# Problem description
Restate the records that follow word for word; no pictures should appear.

___

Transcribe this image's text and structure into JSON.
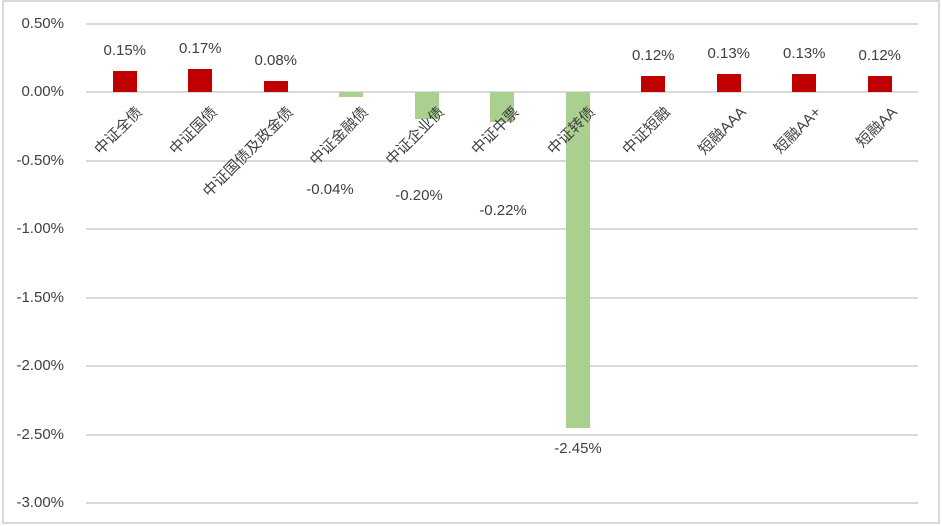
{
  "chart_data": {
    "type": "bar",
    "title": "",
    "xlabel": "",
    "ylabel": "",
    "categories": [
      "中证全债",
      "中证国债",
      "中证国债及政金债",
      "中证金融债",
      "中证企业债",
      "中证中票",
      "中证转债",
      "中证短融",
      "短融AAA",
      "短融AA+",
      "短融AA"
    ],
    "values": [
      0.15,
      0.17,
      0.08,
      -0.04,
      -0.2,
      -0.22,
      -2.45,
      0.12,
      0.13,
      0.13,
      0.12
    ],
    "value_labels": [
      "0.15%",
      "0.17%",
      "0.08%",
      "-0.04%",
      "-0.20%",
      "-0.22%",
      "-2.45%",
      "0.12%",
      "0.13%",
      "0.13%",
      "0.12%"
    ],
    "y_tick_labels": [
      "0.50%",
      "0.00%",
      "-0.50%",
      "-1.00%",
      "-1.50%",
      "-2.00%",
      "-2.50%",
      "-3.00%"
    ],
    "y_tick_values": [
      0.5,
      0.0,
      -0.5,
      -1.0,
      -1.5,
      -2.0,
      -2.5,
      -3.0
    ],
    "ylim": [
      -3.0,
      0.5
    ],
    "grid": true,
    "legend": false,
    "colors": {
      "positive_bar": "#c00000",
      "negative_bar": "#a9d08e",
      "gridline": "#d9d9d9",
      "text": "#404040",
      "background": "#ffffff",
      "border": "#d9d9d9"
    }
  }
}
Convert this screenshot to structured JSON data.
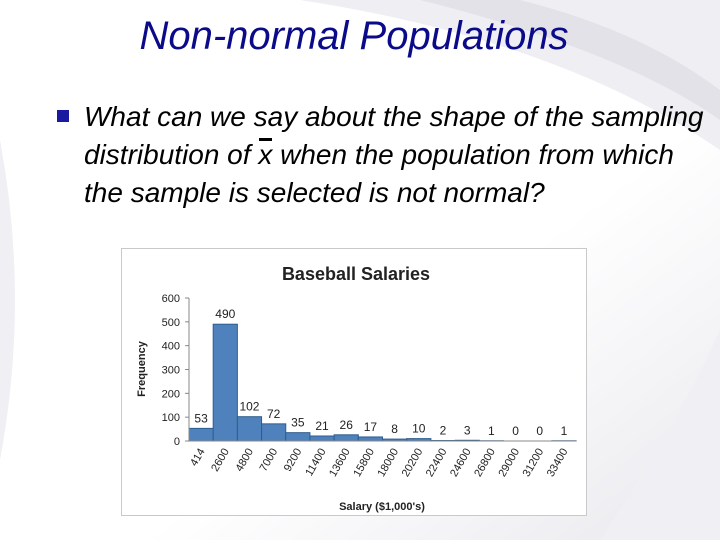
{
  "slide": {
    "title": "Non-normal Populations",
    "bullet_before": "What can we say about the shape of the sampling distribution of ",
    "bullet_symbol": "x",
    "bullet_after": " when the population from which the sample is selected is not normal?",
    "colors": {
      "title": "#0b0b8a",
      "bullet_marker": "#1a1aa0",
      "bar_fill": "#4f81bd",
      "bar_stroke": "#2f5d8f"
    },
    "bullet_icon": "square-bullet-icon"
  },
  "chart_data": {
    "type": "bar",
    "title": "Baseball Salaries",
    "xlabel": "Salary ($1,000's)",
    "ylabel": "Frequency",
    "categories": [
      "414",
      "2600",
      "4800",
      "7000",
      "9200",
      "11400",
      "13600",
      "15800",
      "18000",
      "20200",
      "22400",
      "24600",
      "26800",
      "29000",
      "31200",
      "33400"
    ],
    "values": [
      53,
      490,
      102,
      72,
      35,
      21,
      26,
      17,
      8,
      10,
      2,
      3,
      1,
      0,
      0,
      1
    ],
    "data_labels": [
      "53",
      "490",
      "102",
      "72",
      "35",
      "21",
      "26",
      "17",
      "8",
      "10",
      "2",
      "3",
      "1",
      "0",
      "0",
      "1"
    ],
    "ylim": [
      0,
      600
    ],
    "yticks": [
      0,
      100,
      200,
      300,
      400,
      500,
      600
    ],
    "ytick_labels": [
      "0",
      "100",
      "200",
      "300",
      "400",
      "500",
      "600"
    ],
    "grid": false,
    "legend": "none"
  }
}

___

# Reply to the task
Transcribe this image's text and structure into JSON.
{
  "chart_data": {
    "type": "bar",
    "title": "",
    "xlabel": "",
    "ylabel": "",
    "categories": [
      "中证全债",
      "中证国债",
      "中证国债及政金债",
      "中证金融债",
      "中证企业债",
      "中证中票",
      "中证转债",
      "中证短融",
      "短融AAA",
      "短融AA+",
      "短融AA"
    ],
    "values": [
      0.15,
      0.17,
      0.08,
      -0.04,
      -0.2,
      -0.22,
      -2.45,
      0.12,
      0.13,
      0.13,
      0.12
    ],
    "value_labels": [
      "0.15%",
      "0.17%",
      "0.08%",
      "-0.04%",
      "-0.20%",
      "-0.22%",
      "-2.45%",
      "0.12%",
      "0.13%",
      "0.13%",
      "0.12%"
    ],
    "y_tick_labels": [
      "0.50%",
      "0.00%",
      "-0.50%",
      "-1.00%",
      "-1.50%",
      "-2.00%",
      "-2.50%",
      "-3.00%"
    ],
    "y_tick_values": [
      0.5,
      0.0,
      -0.5,
      -1.0,
      -1.5,
      -2.0,
      -2.5,
      -3.0
    ],
    "ylim": [
      -3.0,
      0.5
    ],
    "grid": true,
    "legend": false,
    "colors": {
      "positive_bar": "#c00000",
      "negative_bar": "#a9d08e",
      "gridline": "#d9d9d9",
      "text": "#404040",
      "background": "#ffffff",
      "border": "#d9d9d9"
    }
  }
}
Convert this screenshot to structured JSON data.
{
  "slide": {
    "title": "Non-normal Populations",
    "bullet_before": "What can we say about the shape of the sampling distribution of ",
    "bullet_symbol": "x",
    "bullet_after": " when the population from which the sample is selected is not normal?",
    "colors": {
      "title": "#0b0b8a",
      "bullet_marker": "#1a1aa0",
      "bar_fill": "#4f81bd",
      "bar_stroke": "#2f5d8f"
    },
    "bullet_icon": "square-bullet-icon"
  },
  "chart_data": {
    "type": "bar",
    "title": "Baseball Salaries",
    "xlabel": "Salary ($1,000's)",
    "ylabel": "Frequency",
    "categories": [
      "414",
      "2600",
      "4800",
      "7000",
      "9200",
      "11400",
      "13600",
      "15800",
      "18000",
      "20200",
      "22400",
      "24600",
      "26800",
      "29000",
      "31200",
      "33400"
    ],
    "values": [
      53,
      490,
      102,
      72,
      35,
      21,
      26,
      17,
      8,
      10,
      2,
      3,
      1,
      0,
      0,
      1
    ],
    "data_labels": [
      "53",
      "490",
      "102",
      "72",
      "35",
      "21",
      "26",
      "17",
      "8",
      "10",
      "2",
      "3",
      "1",
      "0",
      "0",
      "1"
    ],
    "ylim": [
      0,
      600
    ],
    "yticks": [
      0,
      100,
      200,
      300,
      400,
      500,
      600
    ],
    "ytick_labels": [
      "0",
      "100",
      "200",
      "300",
      "400",
      "500",
      "600"
    ],
    "grid": false,
    "legend": "none"
  }
}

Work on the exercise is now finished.